--- Start STORED RECORDS ---

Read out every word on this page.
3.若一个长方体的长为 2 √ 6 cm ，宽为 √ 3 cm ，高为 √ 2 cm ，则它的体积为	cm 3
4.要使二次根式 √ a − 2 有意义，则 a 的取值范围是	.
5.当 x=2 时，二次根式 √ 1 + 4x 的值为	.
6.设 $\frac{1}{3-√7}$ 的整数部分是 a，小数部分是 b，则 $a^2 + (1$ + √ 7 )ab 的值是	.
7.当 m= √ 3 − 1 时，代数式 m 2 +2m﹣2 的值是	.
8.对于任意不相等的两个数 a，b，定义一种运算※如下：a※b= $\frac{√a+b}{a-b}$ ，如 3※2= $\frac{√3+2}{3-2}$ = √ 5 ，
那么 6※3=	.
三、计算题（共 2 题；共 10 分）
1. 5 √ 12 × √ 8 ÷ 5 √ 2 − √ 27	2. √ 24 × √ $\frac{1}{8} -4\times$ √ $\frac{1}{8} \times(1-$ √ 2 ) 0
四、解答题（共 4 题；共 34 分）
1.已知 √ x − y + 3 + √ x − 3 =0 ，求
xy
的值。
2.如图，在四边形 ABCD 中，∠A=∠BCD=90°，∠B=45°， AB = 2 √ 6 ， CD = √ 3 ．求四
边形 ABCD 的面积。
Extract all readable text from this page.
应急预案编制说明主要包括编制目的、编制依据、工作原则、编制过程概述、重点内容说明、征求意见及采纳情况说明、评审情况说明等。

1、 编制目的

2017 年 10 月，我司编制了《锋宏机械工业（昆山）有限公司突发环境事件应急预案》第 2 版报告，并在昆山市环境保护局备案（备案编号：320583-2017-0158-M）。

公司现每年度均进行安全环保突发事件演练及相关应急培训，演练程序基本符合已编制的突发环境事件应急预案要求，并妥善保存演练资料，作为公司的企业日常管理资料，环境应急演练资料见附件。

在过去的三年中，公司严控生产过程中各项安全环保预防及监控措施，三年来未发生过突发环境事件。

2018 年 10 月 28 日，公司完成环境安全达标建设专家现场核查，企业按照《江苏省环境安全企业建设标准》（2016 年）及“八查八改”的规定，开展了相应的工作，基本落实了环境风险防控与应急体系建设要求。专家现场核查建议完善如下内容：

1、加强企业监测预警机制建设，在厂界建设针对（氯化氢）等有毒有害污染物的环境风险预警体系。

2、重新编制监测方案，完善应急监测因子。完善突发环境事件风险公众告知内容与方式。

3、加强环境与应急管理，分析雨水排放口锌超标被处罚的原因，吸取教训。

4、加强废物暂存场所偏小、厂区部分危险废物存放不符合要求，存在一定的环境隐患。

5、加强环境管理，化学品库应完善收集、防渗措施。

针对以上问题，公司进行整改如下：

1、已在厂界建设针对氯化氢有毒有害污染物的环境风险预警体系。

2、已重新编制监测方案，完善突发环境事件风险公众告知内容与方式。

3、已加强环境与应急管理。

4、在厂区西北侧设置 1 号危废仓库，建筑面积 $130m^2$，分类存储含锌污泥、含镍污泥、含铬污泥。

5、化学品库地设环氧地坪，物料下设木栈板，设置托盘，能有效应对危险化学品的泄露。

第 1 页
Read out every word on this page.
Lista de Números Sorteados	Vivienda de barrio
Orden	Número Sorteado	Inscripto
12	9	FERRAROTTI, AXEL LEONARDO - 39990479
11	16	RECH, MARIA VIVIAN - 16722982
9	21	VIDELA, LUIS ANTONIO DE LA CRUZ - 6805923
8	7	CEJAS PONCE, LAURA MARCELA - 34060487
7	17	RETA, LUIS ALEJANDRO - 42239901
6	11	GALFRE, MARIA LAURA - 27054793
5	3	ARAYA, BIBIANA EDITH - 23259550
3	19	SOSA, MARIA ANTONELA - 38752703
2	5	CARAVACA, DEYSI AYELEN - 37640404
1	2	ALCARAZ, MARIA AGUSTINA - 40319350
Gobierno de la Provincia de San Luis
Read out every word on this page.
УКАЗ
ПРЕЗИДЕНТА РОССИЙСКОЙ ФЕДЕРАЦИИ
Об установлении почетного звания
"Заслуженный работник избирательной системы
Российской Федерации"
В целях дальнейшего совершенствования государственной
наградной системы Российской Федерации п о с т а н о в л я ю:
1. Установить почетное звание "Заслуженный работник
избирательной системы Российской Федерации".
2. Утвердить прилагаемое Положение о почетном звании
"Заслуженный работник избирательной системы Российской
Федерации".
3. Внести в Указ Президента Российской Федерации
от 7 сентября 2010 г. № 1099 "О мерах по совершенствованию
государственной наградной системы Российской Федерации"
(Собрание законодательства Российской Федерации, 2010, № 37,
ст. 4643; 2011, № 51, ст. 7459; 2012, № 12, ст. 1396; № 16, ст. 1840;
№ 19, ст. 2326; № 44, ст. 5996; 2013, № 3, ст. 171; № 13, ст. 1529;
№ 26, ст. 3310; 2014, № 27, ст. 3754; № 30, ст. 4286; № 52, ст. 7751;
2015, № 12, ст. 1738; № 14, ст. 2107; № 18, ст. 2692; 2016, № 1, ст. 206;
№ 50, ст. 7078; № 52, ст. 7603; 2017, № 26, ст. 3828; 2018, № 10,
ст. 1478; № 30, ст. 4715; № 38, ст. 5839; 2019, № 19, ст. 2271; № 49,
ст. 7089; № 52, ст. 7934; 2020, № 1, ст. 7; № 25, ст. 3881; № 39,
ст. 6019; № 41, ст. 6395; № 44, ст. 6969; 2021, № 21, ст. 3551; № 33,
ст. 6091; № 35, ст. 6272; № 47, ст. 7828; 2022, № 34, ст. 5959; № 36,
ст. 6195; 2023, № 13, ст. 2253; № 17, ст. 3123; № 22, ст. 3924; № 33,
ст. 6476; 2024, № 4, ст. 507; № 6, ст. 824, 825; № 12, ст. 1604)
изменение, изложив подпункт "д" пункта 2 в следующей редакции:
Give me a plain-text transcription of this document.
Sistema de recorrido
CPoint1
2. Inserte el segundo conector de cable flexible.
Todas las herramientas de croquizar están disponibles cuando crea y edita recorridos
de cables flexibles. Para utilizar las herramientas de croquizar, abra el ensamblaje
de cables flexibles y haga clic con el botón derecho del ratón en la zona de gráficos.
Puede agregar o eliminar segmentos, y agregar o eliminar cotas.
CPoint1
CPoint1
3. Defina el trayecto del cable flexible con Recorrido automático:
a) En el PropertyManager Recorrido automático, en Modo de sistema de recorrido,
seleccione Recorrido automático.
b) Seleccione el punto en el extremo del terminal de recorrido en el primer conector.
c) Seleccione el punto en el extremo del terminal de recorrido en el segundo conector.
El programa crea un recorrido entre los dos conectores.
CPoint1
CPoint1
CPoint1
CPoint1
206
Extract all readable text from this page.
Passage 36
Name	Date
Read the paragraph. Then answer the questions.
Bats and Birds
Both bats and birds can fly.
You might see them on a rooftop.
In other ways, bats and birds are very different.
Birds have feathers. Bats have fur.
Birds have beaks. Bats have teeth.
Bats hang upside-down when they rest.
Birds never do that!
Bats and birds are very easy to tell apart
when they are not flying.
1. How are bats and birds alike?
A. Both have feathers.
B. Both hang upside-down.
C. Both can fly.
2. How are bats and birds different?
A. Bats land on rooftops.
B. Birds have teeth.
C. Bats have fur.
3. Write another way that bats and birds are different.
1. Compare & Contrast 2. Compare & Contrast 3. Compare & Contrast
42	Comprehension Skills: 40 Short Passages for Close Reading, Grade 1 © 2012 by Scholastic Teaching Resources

--- End STORED RECORDS ---

WRITTEN TASK. Copy out each line above, character for character.

RESULT BELOW.
Read out every word on this page.
3.若一个长方体的长为 2 √ 6 cm ，宽为 √ 3 cm ，高为 √ 2 cm ，则它的体积为	cm 3
4.要使二次根式 √ a − 2 有意义，则 a 的取值范围是	.
5.当 x=2 时，二次根式 √ 1 + 4x 的值为	.
6.设 $\frac{1}{3-√7}$ 的整数部分是 a，小数部分是 b，则 $a^2 + (1$ + √ 7 )ab 的值是	.
7.当 m= √ 3 − 1 时，代数式 m 2 +2m﹣2 的值是	.
8.对于任意不相等的两个数 a，b，定义一种运算※如下：a※b= $\frac{√a+b}{a-b}$ ，如 3※2= $\frac{√3+2}{3-2}$ = √ 5 ，
那么 6※3=	.
三、计算题（共 2 题；共 10 分）
1. 5 √ 12 × √ 8 ÷ 5 √ 2 − √ 27	2. √ 24 × √ $\frac{1}{8} -4\times$ √ $\frac{1}{8} \times(1-$ √ 2 ) 0
四、解答题（共 4 题；共 34 分）
1.已知 √ x − y + 3 + √ x − 3 =0 ，求
xy
的值。
2.如图，在四边形 ABCD 中，∠A=∠BCD=90°，∠B=45°， AB = 2 √ 6 ， CD = √ 3 ．求四
边形 ABCD 的面积。
Extract all readable text from this page.
应急预案编制说明主要包括编制目的、编制依据、工作原则、编制过程概述、重点内容说明、征求意见及采纳情况说明、评审情况说明等。

1、 编制目的

2017 年 10 月，我司编制了《锋宏机械工业（昆山）有限公司突发环境事件应急预案》第 2 版报告，并在昆山市环境保护局备案（备案编号：320583-2017-0158-M）。

公司现每年度均进行安全环保突发事件演练及相关应急培训，演练程序基本符合已编制的突发环境事件应急预案要求，并妥善保存演练资料，作为公司的企业日常管理资料，环境应急演练资料见附件。

在过去的三年中，公司严控生产过程中各项安全环保预防及监控措施，三年来未发生过突发环境事件。

2018 年 10 月 28 日，公司完成环境安全达标建设专家现场核查，企业按照《江苏省环境安全企业建设标准》（2016 年）及“八查八改”的规定，开展了相应的工作，基本落实了环境风险防控与应急体系建设要求。专家现场核查建议完善如下内容：

1、加强企业监测预警机制建设，在厂界建设针对（氯化氢）等有毒有害污染物的环境风险预警体系。

2、重新编制监测方案，完善应急监测因子。完善突发环境事件风险公众告知内容与方式。

3、加强环境与应急管理，分析雨水排放口锌超标被处罚的原因，吸取教训。

4、加强废物暂存场所偏小、厂区部分危险废物存放不符合要求，存在一定的环境隐患。

5、加强环境管理，化学品库应完善收集、防渗措施。

针对以上问题，公司进行整改如下：

1、已在厂界建设针对氯化氢有毒有害污染物的环境风险预警体系。

2、已重新编制监测方案，完善突发环境事件风险公众告知内容与方式。

3、已加强环境与应急管理。

4、在厂区西北侧设置 1 号危废仓库，建筑面积 $130m^2$，分类存储含锌污泥、含镍污泥、含铬污泥。

5、化学品库地设环氧地坪，物料下设木栈板，设置托盘，能有效应对危险化学品的泄露。

第 1 页
Read out every word on this page.
Lista de Números Sorteados	Vivienda de barrio
Orden	Número Sorteado	Inscripto
12	9	FERRAROTTI, AXEL LEONARDO - 39990479
11	16	RECH, MARIA VIVIAN - 16722982
9	21	VIDELA, LUIS ANTONIO DE LA CRUZ - 6805923
8	7	CEJAS PONCE, LAURA MARCELA - 34060487
7	17	RETA, LUIS ALEJANDRO - 42239901
6	11	GALFRE, MARIA LAURA - 27054793
5	3	ARAYA, BIBIANA EDITH - 23259550
3	19	SOSA, MARIA ANTONELA - 38752703
2	5	CARAVACA, DEYSI AYELEN - 37640404
1	2	ALCARAZ, MARIA AGUSTINA - 40319350
Gobierno de la Provincia de San Luis
Read out every word on this page.
УКАЗ
ПРЕЗИДЕНТА РОССИЙСКОЙ ФЕДЕРАЦИИ
Об установлении почетного звания
"Заслуженный работник избирательной системы
Российской Федерации"
В целях дальнейшего совершенствования государственной
наградной системы Российской Федерации п о с т а н о в л я ю:
1. Установить почетное звание "Заслуженный работник
избирательной системы Российской Федерации".
2. Утвердить прилагаемое Положение о почетном звании
"Заслуженный работник избирательной системы Российской
Федерации".
3. Внести в Указ Президента Российской Федерации
от 7 сентября 2010 г. № 1099 "О мерах по совершенствованию
государственной наградной системы Российской Федерации"
(Собрание законодательства Российской Федерации, 2010, № 37,
ст. 4643; 2011, № 51, ст. 7459; 2012, № 12, ст. 1396; № 16, ст. 1840;
№ 19, ст. 2326; № 44, ст. 5996; 2013, № 3, ст. 171; № 13, ст. 1529;
№ 26, ст. 3310; 2014, № 27, ст. 3754; № 30, ст. 4286; № 52, ст. 7751;
2015, № 12, ст. 1738; № 14, ст. 2107; № 18, ст. 2692; 2016, № 1, ст. 206;
№ 50, ст. 7078; № 52, ст. 7603; 2017, № 26, ст. 3828; 2018, № 10,
ст. 1478; № 30, ст. 4715; № 38, ст. 5839; 2019, № 19, ст. 2271; № 49,
ст. 7089; № 52, ст. 7934; 2020, № 1, ст. 7; № 25, ст. 3881; № 39,
ст. 6019; № 41, ст. 6395; № 44, ст. 6969; 2021, № 21, ст. 3551; № 33,
ст. 6091; № 35, ст. 6272; № 47, ст. 7828; 2022, № 34, ст. 5959; № 36,
ст. 6195; 2023, № 13, ст. 2253; № 17, ст. 3123; № 22, ст. 3924; № 33,
ст. 6476; 2024, № 4, ст. 507; № 6, ст. 824, 825; № 12, ст. 1604)
изменение, изложив подпункт "д" пункта 2 в следующей редакции:
Give me a plain-text transcription of this document.
Sistema de recorrido
CPoint1
2. Inserte el segundo conector de cable flexible.
Todas las herramientas de croquizar están disponibles cuando crea y edita recorridos
de cables flexibles. Para utilizar las herramientas de croquizar, abra el ensamblaje
de cables flexibles y haga clic con el botón derecho del ratón en la zona de gráficos.
Puede agregar o eliminar segmentos, y agregar o eliminar cotas.
CPoint1
CPoint1
3. Defina el trayecto del cable flexible con Recorrido automático:
a) En el PropertyManager Recorrido automático, en Modo de sistema de recorrido,
seleccione Recorrido automático.
b) Seleccione el punto en el extremo del terminal de recorrido en el primer conector.
c) Seleccione el punto en el extremo del terminal de recorrido en el segundo conector.
El programa crea un recorrido entre los dos conectores.
CPoint1
CPoint1
CPoint1
CPoint1
206
Extract all readable text from this page.
Passage 36
Name	Date
Read the paragraph. Then answer the questions.
Bats and Birds
Both bats and birds can fly.
You might see them on a rooftop.
In other ways, bats and birds are very different.
Birds have feathers. Bats have fur.
Birds have beaks. Bats have teeth.
Bats hang upside-down when they rest.
Birds never do that!
Bats and birds are very easy to tell apart
when they are not flying.
1. How are bats and birds alike?
A. Both have feathers.
B. Both hang upside-down.
C. Both can fly.
2. How are bats and birds different?
A. Bats land on rooftops.
B. Birds have teeth.
C. Bats have fur.
3. Write another way that bats and birds are different.
1. Compare & Contrast 2. Compare & Contrast 3. Compare & Contrast
42	Comprehension Skills: 40 Short Passages for Close Reading, Grade 1 © 2012 by Scholastic Teaching Resources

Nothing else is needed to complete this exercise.